Available data:

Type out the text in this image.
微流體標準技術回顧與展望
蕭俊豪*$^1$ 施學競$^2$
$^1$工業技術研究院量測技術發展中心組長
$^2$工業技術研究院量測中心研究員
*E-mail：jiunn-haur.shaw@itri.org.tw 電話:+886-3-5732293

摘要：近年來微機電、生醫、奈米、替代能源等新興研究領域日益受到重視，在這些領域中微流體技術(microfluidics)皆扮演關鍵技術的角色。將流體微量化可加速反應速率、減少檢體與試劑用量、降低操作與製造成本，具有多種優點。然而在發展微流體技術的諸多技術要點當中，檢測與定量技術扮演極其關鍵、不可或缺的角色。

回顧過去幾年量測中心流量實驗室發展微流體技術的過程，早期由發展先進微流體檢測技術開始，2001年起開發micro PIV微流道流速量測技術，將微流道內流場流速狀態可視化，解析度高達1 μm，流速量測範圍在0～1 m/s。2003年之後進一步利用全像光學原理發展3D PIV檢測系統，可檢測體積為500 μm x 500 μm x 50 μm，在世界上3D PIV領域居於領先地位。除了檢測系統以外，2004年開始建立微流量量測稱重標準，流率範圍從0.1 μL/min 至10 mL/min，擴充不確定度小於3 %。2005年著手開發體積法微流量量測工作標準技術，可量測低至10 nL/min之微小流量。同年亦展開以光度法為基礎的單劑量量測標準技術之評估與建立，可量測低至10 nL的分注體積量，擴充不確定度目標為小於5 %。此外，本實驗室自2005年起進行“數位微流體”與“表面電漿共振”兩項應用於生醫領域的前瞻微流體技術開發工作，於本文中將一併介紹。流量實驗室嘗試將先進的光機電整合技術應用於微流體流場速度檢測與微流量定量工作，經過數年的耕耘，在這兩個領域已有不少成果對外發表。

Problem: Output the listing above exactly as it appears.

Correct result:
Type out the text in this image.
微流體標準技術回顧與展望
蕭俊豪*$^1$ 施學競$^2$
$^1$工業技術研究院量測技術發展中心組長
$^2$工業技術研究院量測中心研究員
*E-mail：jiunn-haur.shaw@itri.org.tw 電話:+886-3-5732293

摘要：近年來微機電、生醫、奈米、替代能源等新興研究領域日益受到重視，在這些領域中微流體技術(microfluidics)皆扮演關鍵技術的角色。將流體微量化可加速反應速率、減少檢體與試劑用量、降低操作與製造成本，具有多種優點。然而在發展微流體技術的諸多技術要點當中，檢測與定量技術扮演極其關鍵、不可或缺的角色。

回顧過去幾年量測中心流量實驗室發展微流體技術的過程，早期由發展先進微流體檢測技術開始，2001年起開發micro PIV微流道流速量測技術，將微流道內流場流速狀態可視化，解析度高達1 μm，流速量測範圍在0～1 m/s。2003年之後進一步利用全像光學原理發展3D PIV檢測系統，可檢測體積為500 μm x 500 μm x 50 μm，在世界上3D PIV領域居於領先地位。除了檢測系統以外，2004年開始建立微流量量測稱重標準，流率範圍從0.1 μL/min 至10 mL/min，擴充不確定度小於3 %。2005年著手開發體積法微流量量測工作標準技術，可量測低至10 nL/min之微小流量。同年亦展開以光度法為基礎的單劑量量測標準技術之評估與建立，可量測低至10 nL的分注體積量，擴充不確定度目標為小於5 %。此外，本實驗室自2005年起進行“數位微流體”與“表面電漿共振”兩項應用於生醫領域的前瞻微流體技術開發工作，於本文中將一併介紹。流量實驗室嘗試將先進的光機電整合技術應用於微流體流場速度檢測與微流量定量工作，經過數年的耕耘，在這兩個領域已有不少成果對外發表。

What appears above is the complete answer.